* **Your instructions**
Scan the data below. Pull out each line where "настроек" occurs.
----
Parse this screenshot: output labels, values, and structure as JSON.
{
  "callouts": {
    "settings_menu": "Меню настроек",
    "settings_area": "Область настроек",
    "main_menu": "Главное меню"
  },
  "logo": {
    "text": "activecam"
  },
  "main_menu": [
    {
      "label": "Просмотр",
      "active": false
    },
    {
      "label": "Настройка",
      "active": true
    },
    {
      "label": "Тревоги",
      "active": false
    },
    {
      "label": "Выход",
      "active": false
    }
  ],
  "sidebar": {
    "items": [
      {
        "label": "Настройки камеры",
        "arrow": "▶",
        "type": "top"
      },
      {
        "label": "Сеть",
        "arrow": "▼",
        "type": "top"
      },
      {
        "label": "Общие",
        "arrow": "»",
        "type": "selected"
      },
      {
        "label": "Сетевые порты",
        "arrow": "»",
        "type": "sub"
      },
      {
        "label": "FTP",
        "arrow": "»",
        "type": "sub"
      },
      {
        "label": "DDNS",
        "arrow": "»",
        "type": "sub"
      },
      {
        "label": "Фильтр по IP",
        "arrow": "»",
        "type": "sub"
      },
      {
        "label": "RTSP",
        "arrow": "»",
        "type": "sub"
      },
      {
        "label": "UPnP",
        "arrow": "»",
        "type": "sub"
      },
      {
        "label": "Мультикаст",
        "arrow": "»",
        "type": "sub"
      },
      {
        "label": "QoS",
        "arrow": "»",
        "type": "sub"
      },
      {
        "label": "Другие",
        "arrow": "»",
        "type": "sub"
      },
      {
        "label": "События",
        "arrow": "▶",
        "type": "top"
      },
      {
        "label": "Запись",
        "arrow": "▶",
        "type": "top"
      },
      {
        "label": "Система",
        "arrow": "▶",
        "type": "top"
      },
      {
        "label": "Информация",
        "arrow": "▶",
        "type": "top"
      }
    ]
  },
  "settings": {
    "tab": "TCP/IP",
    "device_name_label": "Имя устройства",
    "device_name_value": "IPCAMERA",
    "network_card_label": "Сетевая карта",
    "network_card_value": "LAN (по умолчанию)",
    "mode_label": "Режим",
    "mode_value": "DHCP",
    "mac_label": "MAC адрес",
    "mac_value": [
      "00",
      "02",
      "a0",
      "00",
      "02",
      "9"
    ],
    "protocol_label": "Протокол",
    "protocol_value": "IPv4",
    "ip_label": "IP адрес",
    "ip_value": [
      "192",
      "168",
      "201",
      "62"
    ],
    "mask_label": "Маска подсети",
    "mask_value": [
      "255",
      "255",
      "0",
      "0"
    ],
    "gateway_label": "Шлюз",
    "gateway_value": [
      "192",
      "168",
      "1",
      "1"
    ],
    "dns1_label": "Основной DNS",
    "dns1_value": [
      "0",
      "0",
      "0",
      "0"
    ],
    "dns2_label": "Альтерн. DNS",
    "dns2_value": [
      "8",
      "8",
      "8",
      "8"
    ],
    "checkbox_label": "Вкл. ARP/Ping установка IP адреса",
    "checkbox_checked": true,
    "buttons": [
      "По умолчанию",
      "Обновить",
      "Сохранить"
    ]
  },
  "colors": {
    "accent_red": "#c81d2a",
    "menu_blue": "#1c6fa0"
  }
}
----
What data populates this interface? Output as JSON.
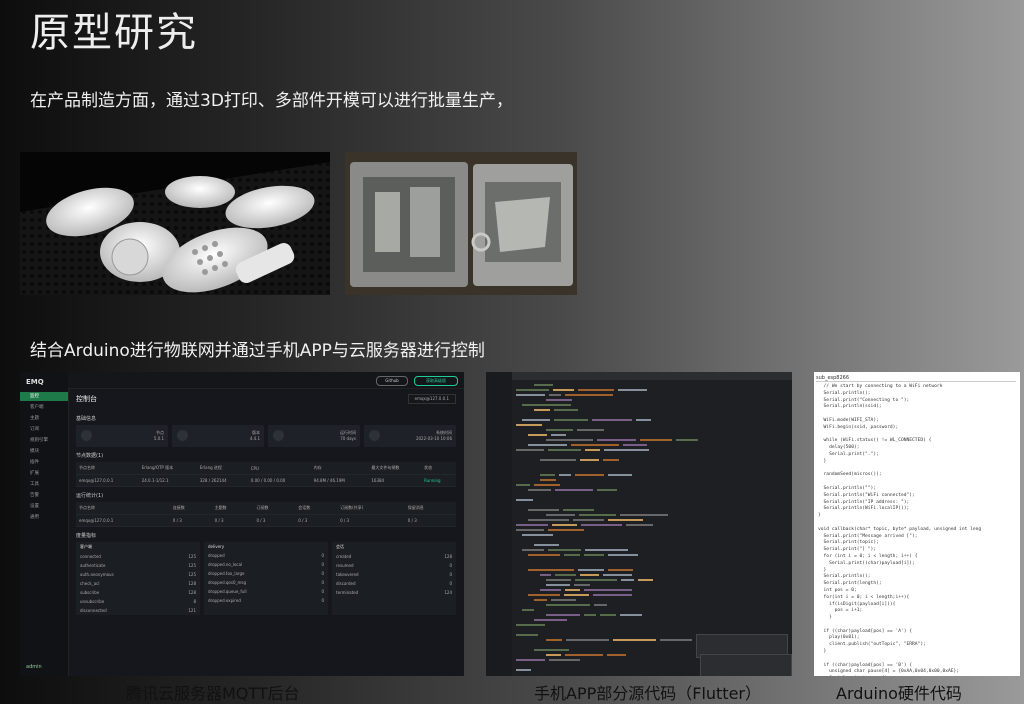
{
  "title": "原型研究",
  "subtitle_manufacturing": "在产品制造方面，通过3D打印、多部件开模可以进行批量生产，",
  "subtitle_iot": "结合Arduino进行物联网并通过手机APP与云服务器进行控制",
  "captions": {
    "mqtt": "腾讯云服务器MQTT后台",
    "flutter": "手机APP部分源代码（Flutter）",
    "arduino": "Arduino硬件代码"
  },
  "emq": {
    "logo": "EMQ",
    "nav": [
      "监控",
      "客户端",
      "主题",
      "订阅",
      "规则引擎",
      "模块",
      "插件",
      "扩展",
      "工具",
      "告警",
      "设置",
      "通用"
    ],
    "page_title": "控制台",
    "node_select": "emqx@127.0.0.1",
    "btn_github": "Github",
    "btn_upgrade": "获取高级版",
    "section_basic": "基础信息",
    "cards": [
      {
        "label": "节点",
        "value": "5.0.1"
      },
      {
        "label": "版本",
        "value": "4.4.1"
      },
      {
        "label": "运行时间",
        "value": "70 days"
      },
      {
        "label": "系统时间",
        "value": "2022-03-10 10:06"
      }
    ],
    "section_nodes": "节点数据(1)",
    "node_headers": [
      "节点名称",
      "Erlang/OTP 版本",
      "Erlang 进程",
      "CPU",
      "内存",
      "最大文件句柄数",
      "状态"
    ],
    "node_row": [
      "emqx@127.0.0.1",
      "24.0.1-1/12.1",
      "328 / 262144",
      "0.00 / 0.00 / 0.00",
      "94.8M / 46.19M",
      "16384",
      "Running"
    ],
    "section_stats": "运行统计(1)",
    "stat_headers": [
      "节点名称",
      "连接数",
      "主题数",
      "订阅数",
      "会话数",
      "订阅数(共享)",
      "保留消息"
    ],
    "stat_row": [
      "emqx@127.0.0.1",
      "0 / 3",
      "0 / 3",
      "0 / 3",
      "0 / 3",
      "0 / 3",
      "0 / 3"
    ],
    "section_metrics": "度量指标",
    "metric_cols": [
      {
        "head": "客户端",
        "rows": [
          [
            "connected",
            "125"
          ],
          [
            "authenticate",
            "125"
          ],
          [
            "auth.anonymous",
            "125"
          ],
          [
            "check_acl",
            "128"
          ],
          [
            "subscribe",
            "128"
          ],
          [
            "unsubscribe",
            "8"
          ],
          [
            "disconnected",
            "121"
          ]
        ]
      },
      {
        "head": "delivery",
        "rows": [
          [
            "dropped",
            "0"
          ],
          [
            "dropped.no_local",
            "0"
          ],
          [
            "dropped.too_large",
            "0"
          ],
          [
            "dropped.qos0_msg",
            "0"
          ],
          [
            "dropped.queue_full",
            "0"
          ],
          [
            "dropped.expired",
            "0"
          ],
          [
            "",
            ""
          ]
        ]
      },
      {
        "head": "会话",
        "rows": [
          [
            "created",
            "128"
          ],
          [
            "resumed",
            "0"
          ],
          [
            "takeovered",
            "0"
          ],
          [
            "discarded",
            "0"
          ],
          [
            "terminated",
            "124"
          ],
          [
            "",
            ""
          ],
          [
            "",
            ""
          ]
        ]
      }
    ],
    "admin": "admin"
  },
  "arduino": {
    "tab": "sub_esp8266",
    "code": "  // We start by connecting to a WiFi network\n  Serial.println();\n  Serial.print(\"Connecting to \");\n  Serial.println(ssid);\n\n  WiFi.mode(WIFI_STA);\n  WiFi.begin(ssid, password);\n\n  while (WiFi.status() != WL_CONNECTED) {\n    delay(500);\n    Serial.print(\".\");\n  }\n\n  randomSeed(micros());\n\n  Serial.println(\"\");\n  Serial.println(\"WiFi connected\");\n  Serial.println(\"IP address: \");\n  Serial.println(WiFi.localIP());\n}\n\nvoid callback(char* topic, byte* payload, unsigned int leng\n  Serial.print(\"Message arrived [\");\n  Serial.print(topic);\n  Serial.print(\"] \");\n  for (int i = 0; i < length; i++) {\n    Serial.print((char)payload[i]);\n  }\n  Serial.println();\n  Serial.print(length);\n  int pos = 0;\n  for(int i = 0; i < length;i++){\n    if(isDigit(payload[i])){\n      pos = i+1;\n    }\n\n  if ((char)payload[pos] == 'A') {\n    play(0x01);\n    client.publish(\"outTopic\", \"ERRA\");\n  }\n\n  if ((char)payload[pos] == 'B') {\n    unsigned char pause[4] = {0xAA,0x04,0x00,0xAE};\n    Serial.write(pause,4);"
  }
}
----
* **Answer for this exercise**
    "settings_menu": "Меню настроек",
    "settings_area": "Область настроек",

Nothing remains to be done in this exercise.